Goal – Look through the data below. Show each line where the string "Пользователи" occurs.

Given data –
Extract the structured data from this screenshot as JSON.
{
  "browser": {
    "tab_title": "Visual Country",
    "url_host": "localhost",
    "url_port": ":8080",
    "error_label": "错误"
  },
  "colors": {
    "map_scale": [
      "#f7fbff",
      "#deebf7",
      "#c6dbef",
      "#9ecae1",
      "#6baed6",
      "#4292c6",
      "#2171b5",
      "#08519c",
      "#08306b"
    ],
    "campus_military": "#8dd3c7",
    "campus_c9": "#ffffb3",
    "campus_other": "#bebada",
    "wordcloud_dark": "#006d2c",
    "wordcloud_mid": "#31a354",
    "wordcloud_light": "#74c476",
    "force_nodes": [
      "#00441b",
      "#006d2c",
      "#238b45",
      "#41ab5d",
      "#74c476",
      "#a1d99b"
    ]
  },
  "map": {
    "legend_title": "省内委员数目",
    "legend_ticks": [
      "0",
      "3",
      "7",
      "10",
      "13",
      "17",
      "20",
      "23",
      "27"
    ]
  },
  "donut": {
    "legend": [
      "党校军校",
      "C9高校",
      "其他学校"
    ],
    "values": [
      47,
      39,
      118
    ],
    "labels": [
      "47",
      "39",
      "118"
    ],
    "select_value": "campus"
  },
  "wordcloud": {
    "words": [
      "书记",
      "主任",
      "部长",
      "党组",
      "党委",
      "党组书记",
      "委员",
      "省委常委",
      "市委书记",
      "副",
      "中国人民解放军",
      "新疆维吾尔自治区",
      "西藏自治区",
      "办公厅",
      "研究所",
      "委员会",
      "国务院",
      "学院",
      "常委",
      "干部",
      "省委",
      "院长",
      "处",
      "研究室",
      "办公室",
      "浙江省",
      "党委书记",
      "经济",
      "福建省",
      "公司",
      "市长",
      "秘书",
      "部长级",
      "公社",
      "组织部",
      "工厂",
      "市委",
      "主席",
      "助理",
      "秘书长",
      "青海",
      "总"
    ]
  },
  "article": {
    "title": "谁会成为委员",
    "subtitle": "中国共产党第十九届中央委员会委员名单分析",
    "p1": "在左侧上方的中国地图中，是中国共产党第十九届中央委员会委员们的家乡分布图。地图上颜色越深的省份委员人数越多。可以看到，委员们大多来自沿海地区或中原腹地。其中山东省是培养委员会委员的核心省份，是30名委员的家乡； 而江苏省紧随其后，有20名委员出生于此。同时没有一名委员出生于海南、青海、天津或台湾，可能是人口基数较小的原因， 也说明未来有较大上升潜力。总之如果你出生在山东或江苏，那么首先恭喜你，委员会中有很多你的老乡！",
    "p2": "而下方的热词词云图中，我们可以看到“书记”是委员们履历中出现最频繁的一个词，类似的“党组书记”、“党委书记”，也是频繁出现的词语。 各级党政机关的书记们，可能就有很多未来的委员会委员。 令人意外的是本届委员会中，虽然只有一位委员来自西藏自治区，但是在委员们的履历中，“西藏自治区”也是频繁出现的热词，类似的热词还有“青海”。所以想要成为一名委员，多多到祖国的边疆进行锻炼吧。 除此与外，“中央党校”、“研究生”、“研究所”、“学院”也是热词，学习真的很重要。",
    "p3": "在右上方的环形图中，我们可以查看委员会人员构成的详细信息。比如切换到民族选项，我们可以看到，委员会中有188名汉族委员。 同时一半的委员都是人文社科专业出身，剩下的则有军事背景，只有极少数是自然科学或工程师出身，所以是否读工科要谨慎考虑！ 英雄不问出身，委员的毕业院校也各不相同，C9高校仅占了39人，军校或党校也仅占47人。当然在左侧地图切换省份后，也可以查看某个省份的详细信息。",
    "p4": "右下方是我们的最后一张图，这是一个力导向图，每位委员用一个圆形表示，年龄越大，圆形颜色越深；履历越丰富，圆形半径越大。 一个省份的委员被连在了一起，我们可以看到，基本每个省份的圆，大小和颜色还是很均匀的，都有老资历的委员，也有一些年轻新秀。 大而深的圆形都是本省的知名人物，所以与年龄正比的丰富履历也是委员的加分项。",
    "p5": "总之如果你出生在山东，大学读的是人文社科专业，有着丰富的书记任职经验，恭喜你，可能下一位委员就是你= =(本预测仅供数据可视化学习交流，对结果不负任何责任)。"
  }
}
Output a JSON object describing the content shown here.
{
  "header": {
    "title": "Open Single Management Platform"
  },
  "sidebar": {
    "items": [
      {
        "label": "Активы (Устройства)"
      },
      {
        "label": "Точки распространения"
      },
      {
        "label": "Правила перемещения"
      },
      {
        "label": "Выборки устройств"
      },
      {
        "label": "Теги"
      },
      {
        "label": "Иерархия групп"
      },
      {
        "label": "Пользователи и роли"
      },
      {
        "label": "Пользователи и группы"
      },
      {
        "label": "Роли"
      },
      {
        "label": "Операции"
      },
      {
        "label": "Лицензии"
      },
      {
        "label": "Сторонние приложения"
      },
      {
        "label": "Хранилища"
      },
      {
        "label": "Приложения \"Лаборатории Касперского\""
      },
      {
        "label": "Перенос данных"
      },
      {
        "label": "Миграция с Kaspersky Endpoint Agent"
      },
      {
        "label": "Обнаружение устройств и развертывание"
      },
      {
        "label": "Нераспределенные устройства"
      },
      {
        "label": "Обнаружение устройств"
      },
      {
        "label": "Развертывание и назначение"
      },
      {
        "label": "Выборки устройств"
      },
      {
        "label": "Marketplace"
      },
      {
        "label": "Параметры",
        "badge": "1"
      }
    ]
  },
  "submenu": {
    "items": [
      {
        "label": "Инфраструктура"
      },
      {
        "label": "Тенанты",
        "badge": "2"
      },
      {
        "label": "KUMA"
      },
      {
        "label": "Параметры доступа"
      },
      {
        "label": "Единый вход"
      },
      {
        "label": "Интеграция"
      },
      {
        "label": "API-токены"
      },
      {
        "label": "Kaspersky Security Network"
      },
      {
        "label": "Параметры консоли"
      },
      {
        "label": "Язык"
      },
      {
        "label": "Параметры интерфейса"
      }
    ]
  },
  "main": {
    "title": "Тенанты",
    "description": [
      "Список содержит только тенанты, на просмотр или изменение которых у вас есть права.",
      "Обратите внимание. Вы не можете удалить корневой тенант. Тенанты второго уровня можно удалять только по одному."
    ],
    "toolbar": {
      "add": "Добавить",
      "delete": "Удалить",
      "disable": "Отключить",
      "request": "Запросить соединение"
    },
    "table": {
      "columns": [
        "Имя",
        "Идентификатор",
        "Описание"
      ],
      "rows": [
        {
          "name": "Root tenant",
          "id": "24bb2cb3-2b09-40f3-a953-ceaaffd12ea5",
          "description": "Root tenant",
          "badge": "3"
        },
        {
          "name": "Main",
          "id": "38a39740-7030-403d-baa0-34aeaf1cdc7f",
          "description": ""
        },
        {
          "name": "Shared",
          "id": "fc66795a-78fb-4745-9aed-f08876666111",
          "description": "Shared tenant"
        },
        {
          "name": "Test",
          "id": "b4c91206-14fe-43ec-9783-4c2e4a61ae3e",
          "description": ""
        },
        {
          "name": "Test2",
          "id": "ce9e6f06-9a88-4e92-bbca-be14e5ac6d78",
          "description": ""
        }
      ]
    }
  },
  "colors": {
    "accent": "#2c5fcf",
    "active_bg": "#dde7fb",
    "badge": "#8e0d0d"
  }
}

Answer below –
        "label": "Пользователи и роли"
        "label": "Пользователи и группы"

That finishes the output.